• Problem requirements: A faithful transcription of all the data is required.

Records contained in a dataset
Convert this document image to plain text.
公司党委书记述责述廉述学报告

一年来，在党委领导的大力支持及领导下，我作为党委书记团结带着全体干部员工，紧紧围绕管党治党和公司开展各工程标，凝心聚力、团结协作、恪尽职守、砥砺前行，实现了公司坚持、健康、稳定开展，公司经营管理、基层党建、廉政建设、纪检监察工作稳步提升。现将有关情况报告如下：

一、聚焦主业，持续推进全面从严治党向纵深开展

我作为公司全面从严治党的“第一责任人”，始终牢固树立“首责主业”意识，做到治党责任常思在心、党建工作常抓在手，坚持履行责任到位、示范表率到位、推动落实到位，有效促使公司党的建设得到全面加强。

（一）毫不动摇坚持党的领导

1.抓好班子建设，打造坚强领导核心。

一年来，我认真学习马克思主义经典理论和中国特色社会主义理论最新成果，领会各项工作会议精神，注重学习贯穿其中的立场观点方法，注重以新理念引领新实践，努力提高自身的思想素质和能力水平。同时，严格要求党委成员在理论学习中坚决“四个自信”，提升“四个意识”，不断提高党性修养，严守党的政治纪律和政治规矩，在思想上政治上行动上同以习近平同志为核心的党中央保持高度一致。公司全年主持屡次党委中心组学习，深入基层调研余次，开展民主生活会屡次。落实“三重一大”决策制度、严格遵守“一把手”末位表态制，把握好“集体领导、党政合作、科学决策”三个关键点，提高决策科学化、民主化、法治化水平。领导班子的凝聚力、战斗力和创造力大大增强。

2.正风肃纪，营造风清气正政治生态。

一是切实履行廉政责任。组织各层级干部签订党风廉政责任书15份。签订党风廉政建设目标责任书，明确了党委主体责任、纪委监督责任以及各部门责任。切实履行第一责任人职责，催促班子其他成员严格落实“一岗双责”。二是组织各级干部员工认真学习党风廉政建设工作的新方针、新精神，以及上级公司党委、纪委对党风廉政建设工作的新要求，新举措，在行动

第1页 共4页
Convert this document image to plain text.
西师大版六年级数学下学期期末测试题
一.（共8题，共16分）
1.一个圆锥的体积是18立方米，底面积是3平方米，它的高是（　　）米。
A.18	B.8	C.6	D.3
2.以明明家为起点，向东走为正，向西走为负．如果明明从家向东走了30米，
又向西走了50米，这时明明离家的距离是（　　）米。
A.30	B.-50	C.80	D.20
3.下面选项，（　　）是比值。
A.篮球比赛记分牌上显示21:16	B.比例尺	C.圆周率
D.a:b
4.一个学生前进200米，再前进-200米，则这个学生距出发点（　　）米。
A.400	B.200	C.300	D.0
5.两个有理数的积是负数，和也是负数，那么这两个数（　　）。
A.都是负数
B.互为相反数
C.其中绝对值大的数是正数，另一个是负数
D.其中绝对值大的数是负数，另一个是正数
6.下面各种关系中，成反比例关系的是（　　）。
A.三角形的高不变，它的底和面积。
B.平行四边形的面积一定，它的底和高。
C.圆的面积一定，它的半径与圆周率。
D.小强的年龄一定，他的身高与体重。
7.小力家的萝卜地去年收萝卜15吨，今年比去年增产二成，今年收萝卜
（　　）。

• Answer to the exercise:
Convert this document image to plain text.
公司党委书记述责述廉述学报告

一年来，在党委领导的大力支持及领导下，我作为党委书记团结带着全体干部员工，紧紧围绕管党治党和公司开展各工程标，凝心聚力、团结协作、恪尽职守、砥砺前行，实现了公司坚持、健康、稳定开展，公司经营管理、基层党建、廉政建设、纪检监察工作稳步提升。现将有关情况报告如下：

一、聚焦主业，持续推进全面从严治党向纵深开展

我作为公司全面从严治党的“第一责任人”，始终牢固树立“首责主业”意识，做到治党责任常思在心、党建工作常抓在手，坚持履行责任到位、示范表率到位、推动落实到位，有效促使公司党的建设得到全面加强。

（一）毫不动摇坚持党的领导

1.抓好班子建设，打造坚强领导核心。

一年来，我认真学习马克思主义经典理论和中国特色社会主义理论最新成果，领会各项工作会议精神，注重学习贯穿其中的立场观点方法，注重以新理念引领新实践，努力提高自身的思想素质和能力水平。同时，严格要求党委成员在理论学习中坚决“四个自信”，提升“四个意识”，不断提高党性修养，严守党的政治纪律和政治规矩，在思想上政治上行动上同以习近平同志为核心的党中央保持高度一致。公司全年主持屡次党委中心组学习，深入基层调研余次，开展民主生活会屡次。落实“三重一大”决策制度、严格遵守“一把手”末位表态制，把握好“集体领导、党政合作、科学决策”三个关键点，提高决策科学化、民主化、法治化水平。领导班子的凝聚力、战斗力和创造力大大增强。

2.正风肃纪，营造风清气正政治生态。

一是切实履行廉政责任。组织各层级干部签订党风廉政责任书15份。签订党风廉政建设目标责任书，明确了党委主体责任、纪委监督责任以及各部门责任。切实履行第一责任人职责，催促班子其他成员严格落实“一岗双责”。二是组织各级干部员工认真学习党风廉政建设工作的新方针、新精神，以及上级公司党委、纪委对党风廉政建设工作的新要求，新举措，在行动

第1页 共4页
Convert this document image to plain text.
西师大版六年级数学下学期期末测试题
一.（共8题，共16分）
1.一个圆锥的体积是18立方米，底面积是3平方米，它的高是（　　）米。
A.18	B.8	C.6	D.3
2.以明明家为起点，向东走为正，向西走为负．如果明明从家向东走了30米，
又向西走了50米，这时明明离家的距离是（　　）米。
A.30	B.-50	C.80	D.20
3.下面选项，（　　）是比值。
A.篮球比赛记分牌上显示21:16	B.比例尺	C.圆周率
D.a:b
4.一个学生前进200米，再前进-200米，则这个学生距出发点（　　）米。
A.400	B.200	C.300	D.0
5.两个有理数的积是负数，和也是负数，那么这两个数（　　）。
A.都是负数
B.互为相反数
C.其中绝对值大的数是正数，另一个是负数
D.其中绝对值大的数是负数，另一个是正数
6.下面各种关系中，成反比例关系的是（　　）。
A.三角形的高不变，它的底和面积。
B.平行四边形的面积一定，它的底和高。
C.圆的面积一定，它的半径与圆周率。
D.小强的年龄一定，他的身高与体重。
7.小力家的萝卜地去年收萝卜15吨，今年比去年增产二成，今年收萝卜
（　　）。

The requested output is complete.